Can you pull out each line of the data below that includes the word "every"?

— start of Listed records —

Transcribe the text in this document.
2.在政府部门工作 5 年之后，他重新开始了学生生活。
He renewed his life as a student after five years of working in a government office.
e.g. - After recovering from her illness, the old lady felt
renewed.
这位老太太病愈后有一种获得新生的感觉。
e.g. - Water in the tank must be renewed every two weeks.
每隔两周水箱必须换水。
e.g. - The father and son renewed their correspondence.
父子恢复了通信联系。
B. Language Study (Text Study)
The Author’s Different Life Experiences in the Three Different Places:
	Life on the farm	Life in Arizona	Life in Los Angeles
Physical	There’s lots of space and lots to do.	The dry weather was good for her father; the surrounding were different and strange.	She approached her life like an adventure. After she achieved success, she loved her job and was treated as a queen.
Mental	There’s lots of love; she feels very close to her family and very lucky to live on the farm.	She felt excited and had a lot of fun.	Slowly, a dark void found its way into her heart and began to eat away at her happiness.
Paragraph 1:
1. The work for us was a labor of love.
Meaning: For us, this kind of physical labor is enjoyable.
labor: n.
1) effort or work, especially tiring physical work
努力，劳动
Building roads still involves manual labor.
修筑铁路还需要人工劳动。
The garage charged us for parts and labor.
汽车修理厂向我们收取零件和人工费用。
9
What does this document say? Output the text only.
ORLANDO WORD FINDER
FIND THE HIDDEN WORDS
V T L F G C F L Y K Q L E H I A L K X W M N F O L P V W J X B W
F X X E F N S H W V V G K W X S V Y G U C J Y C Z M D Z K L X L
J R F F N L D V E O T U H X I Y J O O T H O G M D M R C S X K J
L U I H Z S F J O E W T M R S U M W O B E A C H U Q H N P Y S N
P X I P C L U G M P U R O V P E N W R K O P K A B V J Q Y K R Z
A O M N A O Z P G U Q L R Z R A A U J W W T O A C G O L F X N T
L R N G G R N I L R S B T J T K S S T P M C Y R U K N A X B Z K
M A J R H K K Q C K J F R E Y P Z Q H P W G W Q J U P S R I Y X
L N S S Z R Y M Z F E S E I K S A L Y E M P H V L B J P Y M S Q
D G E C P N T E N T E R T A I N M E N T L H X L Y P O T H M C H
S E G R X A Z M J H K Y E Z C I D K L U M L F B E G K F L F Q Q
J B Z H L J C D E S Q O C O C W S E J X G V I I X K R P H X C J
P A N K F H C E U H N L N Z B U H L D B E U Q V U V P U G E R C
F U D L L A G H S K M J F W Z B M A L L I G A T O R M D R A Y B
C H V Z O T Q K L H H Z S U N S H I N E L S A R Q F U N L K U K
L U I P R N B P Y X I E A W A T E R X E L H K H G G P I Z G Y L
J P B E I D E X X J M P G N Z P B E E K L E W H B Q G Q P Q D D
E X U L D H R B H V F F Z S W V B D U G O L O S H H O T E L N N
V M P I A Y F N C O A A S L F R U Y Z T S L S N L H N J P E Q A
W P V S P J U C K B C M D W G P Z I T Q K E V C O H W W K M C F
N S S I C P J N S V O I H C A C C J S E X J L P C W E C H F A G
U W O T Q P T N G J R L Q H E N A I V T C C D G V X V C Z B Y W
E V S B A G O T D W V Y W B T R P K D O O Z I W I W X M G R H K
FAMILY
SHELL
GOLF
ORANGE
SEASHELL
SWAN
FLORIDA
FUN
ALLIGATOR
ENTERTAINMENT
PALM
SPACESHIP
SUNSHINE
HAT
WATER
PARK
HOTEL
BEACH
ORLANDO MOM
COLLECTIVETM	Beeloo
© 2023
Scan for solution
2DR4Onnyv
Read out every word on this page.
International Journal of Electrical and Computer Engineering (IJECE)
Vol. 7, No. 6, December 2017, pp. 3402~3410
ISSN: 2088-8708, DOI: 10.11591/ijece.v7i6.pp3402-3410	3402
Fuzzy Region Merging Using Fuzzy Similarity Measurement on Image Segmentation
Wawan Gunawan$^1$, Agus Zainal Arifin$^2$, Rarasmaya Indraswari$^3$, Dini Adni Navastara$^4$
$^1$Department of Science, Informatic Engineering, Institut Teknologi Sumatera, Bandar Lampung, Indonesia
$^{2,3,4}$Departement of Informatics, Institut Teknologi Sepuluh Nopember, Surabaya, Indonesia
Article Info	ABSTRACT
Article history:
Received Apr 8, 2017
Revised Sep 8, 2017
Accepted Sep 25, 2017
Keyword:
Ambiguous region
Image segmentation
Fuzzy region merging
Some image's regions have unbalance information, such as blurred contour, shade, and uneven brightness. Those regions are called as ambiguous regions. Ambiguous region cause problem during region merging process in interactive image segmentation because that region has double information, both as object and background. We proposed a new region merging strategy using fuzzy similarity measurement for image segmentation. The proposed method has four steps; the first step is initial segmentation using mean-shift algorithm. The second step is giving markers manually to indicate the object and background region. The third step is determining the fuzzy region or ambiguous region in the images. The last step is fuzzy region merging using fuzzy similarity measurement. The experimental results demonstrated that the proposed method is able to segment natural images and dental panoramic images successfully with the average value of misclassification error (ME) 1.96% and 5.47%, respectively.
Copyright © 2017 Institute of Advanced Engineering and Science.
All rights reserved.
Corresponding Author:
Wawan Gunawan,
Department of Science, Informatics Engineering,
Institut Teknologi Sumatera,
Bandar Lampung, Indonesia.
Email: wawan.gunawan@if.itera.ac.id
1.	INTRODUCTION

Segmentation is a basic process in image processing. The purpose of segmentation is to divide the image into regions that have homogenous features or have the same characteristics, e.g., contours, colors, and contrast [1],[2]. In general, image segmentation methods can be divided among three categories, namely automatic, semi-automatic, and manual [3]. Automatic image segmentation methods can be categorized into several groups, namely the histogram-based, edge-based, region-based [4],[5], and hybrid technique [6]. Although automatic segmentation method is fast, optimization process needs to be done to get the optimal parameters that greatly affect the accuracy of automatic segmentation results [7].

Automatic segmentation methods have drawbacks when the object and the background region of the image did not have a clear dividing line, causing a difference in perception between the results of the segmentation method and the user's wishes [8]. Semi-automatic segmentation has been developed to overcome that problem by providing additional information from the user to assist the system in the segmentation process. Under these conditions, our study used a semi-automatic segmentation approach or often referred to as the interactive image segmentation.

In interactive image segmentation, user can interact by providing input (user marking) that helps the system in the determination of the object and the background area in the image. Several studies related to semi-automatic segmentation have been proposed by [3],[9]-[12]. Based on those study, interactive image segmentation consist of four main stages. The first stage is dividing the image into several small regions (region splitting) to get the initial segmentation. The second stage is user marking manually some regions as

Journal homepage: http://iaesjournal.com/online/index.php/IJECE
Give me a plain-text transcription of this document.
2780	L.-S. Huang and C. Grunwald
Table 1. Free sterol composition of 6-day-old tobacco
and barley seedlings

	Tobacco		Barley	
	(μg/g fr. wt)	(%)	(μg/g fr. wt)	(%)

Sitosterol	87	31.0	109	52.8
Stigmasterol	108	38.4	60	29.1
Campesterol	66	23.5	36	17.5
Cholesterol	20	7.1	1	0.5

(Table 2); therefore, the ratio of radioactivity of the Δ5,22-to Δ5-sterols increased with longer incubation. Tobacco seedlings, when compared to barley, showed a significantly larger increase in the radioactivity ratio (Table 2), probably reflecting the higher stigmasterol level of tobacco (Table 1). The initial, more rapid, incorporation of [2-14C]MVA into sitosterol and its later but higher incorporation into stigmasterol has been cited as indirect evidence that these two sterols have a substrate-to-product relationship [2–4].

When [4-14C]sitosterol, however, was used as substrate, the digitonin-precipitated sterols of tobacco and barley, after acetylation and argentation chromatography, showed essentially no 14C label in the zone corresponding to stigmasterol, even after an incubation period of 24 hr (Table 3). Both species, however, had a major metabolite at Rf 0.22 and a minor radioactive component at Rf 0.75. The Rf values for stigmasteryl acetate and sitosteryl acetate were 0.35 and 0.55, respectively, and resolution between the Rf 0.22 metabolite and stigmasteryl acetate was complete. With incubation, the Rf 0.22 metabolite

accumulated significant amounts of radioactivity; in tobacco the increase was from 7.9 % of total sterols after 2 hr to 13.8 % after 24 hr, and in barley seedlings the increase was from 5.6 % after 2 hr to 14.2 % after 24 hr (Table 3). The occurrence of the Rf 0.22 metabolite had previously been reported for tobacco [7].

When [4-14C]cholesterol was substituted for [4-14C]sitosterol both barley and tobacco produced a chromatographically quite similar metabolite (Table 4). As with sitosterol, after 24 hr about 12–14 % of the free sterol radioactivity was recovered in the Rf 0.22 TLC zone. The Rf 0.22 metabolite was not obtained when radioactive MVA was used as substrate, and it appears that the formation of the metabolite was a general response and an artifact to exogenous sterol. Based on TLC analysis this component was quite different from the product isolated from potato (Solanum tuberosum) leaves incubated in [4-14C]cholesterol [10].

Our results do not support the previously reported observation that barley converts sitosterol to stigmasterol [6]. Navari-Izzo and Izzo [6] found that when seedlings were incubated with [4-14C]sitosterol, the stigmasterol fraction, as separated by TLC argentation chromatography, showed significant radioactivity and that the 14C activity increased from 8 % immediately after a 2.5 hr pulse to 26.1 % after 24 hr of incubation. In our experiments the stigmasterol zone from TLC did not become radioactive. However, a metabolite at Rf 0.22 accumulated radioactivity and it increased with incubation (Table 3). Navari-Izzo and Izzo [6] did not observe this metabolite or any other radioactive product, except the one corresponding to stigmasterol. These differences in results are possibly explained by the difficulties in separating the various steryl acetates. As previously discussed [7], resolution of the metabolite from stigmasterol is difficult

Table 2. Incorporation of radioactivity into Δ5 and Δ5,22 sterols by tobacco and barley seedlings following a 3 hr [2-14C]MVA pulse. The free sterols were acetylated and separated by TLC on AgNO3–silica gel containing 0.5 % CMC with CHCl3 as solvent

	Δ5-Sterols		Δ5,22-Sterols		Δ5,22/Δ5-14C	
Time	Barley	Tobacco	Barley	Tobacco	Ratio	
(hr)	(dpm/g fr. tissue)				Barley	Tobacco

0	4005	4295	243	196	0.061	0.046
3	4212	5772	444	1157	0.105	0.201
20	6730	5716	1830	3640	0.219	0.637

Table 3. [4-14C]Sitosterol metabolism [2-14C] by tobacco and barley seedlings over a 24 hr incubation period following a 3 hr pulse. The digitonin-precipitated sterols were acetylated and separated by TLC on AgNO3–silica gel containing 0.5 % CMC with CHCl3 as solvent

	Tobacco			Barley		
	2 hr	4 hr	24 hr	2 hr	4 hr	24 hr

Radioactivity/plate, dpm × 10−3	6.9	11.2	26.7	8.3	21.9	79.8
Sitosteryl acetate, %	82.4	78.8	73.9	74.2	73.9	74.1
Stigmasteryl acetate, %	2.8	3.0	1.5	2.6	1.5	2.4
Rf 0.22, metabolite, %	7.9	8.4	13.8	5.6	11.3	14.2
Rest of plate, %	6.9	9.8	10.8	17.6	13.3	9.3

— end of Listed records —

## [In response]
e.g. - Water in the tank must be renewed every two weeks.
Read out every word on this page.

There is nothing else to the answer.